§ TASK:
Set down, without alteration, the lines from the one that contains "Read out every word on this page." through the final line of the material below.

§ EXTRACTED INFORMATION:
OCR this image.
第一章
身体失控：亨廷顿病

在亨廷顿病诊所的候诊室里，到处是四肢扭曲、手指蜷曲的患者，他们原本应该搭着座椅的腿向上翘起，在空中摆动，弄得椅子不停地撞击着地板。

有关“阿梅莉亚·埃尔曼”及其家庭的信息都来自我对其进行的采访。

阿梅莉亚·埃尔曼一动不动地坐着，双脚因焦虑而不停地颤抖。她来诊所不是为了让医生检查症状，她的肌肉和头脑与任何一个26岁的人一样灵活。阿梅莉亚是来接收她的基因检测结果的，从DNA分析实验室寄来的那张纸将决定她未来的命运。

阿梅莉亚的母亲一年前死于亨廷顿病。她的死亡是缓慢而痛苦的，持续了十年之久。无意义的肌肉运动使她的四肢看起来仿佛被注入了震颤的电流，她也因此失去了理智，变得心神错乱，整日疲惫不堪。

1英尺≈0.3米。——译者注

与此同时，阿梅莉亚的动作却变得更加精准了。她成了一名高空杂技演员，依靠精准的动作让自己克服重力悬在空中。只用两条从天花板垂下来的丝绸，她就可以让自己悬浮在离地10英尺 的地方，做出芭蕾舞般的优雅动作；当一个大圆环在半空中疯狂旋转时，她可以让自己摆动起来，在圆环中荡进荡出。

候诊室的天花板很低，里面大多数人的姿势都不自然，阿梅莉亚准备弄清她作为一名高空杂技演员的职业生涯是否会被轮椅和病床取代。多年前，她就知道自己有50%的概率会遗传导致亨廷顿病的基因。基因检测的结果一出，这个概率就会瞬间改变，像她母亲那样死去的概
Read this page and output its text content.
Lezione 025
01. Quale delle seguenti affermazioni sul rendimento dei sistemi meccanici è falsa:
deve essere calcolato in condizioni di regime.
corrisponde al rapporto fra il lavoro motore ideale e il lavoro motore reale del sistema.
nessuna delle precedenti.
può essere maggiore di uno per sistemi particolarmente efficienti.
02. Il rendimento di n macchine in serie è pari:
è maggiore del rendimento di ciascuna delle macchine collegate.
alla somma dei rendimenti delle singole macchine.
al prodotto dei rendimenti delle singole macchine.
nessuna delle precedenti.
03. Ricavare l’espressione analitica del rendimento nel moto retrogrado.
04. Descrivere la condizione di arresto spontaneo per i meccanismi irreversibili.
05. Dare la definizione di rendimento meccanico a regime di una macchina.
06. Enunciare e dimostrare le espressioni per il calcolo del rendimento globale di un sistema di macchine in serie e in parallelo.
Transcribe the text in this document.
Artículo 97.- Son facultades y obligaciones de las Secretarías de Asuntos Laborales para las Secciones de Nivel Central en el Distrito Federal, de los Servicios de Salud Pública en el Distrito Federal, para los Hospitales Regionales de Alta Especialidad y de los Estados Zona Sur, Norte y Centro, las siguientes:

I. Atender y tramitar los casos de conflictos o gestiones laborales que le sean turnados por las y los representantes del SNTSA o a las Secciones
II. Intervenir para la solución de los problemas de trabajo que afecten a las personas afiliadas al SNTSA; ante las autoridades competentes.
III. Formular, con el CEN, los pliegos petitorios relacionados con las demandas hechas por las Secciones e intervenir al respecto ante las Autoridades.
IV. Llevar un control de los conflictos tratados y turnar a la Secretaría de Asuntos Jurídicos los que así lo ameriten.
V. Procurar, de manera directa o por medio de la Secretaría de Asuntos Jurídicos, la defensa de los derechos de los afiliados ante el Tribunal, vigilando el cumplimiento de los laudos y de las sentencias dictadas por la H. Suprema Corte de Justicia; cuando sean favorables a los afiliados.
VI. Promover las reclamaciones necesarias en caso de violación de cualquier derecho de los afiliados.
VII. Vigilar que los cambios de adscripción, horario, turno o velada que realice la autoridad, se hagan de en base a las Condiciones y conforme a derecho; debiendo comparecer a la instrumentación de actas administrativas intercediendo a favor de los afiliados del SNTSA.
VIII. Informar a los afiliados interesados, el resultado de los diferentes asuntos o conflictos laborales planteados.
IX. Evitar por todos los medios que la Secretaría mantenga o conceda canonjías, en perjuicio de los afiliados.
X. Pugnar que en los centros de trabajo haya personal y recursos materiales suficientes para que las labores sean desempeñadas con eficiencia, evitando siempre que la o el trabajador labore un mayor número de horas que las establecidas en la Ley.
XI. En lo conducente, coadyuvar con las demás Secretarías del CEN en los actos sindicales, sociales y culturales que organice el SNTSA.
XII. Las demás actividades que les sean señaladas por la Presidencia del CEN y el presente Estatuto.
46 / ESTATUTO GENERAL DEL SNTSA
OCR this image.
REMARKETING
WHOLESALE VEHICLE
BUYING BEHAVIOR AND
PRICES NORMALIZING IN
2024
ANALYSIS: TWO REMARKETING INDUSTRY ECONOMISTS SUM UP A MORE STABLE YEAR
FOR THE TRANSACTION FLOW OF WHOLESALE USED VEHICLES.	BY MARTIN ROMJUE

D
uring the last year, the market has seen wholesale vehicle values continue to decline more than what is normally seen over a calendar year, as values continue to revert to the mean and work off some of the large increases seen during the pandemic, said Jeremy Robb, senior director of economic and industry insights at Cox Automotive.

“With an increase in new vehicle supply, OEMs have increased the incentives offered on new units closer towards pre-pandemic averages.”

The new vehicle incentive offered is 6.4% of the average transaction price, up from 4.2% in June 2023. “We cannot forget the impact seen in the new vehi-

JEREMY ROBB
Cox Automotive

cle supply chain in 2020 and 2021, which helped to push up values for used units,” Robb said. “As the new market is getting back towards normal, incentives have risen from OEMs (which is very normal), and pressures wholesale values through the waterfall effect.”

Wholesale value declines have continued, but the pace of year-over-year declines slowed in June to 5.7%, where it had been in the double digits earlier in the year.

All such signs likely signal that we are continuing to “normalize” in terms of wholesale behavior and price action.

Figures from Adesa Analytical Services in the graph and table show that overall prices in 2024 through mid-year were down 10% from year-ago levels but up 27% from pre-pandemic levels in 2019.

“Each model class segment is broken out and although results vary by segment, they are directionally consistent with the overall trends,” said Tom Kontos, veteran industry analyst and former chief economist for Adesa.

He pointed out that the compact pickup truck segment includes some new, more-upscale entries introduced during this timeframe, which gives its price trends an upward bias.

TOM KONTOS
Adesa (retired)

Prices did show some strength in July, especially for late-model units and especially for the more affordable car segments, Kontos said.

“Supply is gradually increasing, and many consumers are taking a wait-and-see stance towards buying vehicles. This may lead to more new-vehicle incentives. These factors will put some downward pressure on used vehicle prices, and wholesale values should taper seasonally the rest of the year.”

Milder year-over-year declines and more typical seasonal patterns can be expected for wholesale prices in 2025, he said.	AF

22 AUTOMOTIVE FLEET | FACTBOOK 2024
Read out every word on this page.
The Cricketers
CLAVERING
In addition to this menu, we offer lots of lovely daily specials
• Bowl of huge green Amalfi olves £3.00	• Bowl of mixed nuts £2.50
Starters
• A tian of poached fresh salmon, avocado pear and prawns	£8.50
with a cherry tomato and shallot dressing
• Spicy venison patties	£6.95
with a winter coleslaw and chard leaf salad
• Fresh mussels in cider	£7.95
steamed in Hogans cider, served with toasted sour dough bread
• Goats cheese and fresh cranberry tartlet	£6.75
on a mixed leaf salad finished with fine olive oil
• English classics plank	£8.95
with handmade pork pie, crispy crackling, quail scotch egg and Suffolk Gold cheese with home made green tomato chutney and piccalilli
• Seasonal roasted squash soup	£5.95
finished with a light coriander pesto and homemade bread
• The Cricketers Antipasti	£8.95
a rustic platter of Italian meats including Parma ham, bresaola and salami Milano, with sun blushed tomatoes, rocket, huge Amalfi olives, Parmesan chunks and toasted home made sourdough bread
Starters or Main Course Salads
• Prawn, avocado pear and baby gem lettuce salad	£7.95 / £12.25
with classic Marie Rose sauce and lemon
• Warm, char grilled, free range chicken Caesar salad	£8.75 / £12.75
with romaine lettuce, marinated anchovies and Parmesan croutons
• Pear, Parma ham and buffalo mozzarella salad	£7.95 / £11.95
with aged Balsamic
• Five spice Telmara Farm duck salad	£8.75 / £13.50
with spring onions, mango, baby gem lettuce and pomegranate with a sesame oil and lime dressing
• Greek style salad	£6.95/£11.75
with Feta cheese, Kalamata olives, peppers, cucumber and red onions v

§ RESULT:
Read out every word on this page.
The Cricketers
CLAVERING
In addition to this menu, we offer lots of lovely daily specials
• Bowl of huge green Amalfi olves £3.00	• Bowl of mixed nuts £2.50
Starters
• A tian of poached fresh salmon, avocado pear and prawns	£8.50
with a cherry tomato and shallot dressing
• Spicy venison patties	£6.95
with a winter coleslaw and chard leaf salad
• Fresh mussels in cider	£7.95
steamed in Hogans cider, served with toasted sour dough bread
• Goats cheese and fresh cranberry tartlet	£6.75
on a mixed leaf salad finished with fine olive oil
• English classics plank	£8.95
with handmade pork pie, crispy crackling, quail scotch egg and Suffolk Gold cheese with home made green tomato chutney and piccalilli
• Seasonal roasted squash soup	£5.95
finished with a light coriander pesto and homemade bread
• The Cricketers Antipasti	£8.95
a rustic platter of Italian meats including Parma ham, bresaola and salami Milano, with sun blushed tomatoes, rocket, huge Amalfi olives, Parmesan chunks and toasted home made sourdough bread
Starters or Main Course Salads
• Prawn, avocado pear and baby gem lettuce salad	£7.95 / £12.25
with classic Marie Rose sauce and lemon
• Warm, char grilled, free range chicken Caesar salad	£8.75 / £12.75
with romaine lettuce, marinated anchovies and Parmesan croutons
• Pear, Parma ham and buffalo mozzarella salad	£7.95 / £11.95
with aged Balsamic
• Five spice Telmara Farm duck salad	£8.75 / £13.50
with spring onions, mango, baby gem lettuce and pomegranate with a sesame oil and lime dressing
• Greek style salad	£6.95/£11.75
with Feta cheese, Kalamata olives, peppers, cucumber and red onions v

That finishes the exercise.